- What is being asked: Look through the listing for the word "всех". Copy each line that has it.

- Records for the exercise:
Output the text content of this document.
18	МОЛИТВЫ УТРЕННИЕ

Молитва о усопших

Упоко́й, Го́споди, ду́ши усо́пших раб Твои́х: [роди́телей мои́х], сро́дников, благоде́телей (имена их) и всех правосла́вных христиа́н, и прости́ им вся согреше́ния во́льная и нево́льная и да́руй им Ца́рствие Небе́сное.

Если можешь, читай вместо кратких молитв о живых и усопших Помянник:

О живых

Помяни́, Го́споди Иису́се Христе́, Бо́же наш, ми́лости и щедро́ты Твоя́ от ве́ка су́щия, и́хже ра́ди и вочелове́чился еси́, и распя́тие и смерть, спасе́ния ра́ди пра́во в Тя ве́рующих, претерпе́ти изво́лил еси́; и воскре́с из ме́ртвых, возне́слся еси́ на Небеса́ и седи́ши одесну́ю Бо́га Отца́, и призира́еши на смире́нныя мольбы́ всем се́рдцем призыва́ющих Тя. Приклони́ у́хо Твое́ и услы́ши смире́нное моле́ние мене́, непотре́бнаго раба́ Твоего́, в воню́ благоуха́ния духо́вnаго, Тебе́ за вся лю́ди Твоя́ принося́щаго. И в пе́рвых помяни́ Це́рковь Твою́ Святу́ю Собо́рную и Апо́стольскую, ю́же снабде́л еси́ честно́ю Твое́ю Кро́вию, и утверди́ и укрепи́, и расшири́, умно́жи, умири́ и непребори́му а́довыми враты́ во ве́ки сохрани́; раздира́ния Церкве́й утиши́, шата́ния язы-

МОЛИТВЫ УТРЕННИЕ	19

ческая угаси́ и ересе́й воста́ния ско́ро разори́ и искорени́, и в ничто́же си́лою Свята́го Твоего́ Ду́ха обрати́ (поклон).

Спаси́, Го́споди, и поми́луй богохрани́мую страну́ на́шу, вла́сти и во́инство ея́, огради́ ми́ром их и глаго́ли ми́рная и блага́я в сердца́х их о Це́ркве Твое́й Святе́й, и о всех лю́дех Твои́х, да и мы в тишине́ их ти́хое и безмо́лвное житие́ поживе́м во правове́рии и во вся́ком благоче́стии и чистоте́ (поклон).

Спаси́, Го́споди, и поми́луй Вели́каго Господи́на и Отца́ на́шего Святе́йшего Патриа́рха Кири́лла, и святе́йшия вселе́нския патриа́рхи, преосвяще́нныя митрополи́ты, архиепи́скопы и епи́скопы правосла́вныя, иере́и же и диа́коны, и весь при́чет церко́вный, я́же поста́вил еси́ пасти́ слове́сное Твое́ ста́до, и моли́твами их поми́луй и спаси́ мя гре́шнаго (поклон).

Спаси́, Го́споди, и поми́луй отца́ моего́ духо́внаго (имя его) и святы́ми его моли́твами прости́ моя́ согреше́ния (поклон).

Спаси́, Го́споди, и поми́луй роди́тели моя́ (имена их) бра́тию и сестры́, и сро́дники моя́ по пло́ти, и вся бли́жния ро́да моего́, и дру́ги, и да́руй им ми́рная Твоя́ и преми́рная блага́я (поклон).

- Problem solution:
Упоко́й, Го́споди, ду́ши усо́пших раб Твои́х: [роди́телей мои́х], сро́дников, благоде́телей (имена их) и всех правосла́вных христиа́н, и прости́ им вся согреше́ния во́льная и нево́льная и да́руй им Ца́рствие Небе́сное.
Спаси́, Го́споди, и поми́луй богохрани́мую страну́ на́шу, вла́сти и во́инство ея́, огради́ ми́ром их и глаго́ли ми́рная и блага́я в сердца́х их о Це́ркве Твое́й Святе́й, и о всех лю́дех Твои́х, да и мы в тишине́ их ти́хое и безмо́лвное житие́ поживе́м во правове́рии и во вся́ком благоче́стии и чистоте́ (поклон).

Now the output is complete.